**** THE DATA ****
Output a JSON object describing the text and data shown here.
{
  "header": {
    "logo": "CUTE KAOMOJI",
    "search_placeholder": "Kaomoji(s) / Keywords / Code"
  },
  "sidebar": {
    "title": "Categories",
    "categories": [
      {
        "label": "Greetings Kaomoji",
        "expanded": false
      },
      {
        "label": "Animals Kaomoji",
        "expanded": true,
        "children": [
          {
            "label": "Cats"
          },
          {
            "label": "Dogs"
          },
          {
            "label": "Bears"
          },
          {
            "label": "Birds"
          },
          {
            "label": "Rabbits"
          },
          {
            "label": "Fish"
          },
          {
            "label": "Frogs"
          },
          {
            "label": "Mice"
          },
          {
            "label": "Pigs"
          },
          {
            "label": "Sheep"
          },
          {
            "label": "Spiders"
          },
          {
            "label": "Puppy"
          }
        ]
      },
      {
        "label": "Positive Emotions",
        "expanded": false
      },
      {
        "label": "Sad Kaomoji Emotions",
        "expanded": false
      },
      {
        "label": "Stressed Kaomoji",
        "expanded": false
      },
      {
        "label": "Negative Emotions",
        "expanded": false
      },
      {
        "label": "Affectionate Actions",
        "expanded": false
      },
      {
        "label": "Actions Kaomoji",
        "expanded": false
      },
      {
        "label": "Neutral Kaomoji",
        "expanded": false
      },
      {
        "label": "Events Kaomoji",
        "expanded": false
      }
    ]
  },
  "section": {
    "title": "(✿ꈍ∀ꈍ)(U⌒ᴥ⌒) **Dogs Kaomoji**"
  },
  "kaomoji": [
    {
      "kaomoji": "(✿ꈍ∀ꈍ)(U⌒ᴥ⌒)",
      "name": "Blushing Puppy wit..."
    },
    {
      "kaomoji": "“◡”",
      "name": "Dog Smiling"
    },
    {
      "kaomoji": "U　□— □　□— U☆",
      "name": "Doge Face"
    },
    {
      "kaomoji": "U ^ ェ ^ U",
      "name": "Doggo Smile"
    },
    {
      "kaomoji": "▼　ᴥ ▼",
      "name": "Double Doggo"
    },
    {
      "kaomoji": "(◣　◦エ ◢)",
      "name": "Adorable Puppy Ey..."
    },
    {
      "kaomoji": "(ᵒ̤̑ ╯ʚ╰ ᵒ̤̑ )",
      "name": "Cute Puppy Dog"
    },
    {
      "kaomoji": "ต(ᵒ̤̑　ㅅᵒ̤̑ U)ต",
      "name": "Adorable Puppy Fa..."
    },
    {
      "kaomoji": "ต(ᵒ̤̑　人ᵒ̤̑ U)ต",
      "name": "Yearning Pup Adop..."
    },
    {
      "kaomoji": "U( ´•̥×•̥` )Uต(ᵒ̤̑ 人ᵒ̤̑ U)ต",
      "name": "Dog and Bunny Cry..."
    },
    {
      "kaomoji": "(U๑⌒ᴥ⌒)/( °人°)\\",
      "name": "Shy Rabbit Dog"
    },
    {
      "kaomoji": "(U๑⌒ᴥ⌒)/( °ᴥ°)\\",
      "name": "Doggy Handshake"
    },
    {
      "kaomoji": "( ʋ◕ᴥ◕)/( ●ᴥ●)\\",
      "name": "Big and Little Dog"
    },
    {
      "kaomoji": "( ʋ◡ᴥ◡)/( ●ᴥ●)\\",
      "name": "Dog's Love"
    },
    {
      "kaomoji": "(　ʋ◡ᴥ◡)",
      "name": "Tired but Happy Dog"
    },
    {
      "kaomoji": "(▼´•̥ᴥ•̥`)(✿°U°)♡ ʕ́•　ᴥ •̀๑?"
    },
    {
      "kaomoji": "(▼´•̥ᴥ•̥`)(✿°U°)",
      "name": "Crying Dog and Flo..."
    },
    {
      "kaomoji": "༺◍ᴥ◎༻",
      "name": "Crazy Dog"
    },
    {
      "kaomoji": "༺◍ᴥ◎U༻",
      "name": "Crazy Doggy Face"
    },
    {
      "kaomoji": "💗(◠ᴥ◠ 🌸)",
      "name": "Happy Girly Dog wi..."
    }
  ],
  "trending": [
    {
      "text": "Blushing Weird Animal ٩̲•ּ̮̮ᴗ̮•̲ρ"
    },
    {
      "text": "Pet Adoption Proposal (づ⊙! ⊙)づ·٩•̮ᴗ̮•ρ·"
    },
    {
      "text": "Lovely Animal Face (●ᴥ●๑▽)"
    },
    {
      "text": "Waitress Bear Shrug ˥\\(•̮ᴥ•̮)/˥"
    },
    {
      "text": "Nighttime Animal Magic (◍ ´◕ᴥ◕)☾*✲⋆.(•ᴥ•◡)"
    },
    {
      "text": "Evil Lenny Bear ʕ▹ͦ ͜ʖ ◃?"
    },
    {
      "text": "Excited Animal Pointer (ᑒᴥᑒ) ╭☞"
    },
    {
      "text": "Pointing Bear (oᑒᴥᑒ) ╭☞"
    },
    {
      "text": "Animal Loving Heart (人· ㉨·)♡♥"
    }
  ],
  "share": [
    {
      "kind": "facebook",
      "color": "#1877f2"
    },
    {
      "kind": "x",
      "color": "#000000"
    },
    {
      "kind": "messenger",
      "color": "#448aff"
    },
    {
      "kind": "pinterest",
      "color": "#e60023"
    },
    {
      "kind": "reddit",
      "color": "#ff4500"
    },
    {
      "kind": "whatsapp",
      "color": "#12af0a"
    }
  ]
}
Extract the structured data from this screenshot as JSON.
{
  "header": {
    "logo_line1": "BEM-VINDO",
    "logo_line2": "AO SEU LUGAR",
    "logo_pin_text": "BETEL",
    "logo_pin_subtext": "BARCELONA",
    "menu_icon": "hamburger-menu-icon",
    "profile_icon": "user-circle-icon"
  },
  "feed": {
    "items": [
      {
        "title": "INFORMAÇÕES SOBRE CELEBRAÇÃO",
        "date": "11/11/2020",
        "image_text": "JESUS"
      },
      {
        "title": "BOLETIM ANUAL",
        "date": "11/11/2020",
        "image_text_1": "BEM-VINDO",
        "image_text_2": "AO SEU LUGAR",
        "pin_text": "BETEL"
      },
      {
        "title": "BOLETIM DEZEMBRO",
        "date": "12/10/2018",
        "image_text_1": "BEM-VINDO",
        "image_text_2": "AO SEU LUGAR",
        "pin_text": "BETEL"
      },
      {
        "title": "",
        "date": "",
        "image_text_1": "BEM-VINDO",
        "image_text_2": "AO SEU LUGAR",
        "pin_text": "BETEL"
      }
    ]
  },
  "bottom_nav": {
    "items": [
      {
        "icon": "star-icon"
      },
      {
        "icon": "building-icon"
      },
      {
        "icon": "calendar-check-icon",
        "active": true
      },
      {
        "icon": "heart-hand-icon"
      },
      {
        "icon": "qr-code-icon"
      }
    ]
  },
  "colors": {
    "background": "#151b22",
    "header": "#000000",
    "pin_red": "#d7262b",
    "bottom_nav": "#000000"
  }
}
****
■ OBJECTIVE ■
Gather each line of the listing that holds the string "JSON".

■ ANSWER IN FULL ■
Output a JSON object describing the text and data shown here.
Extract the structured data from this screenshot as JSON.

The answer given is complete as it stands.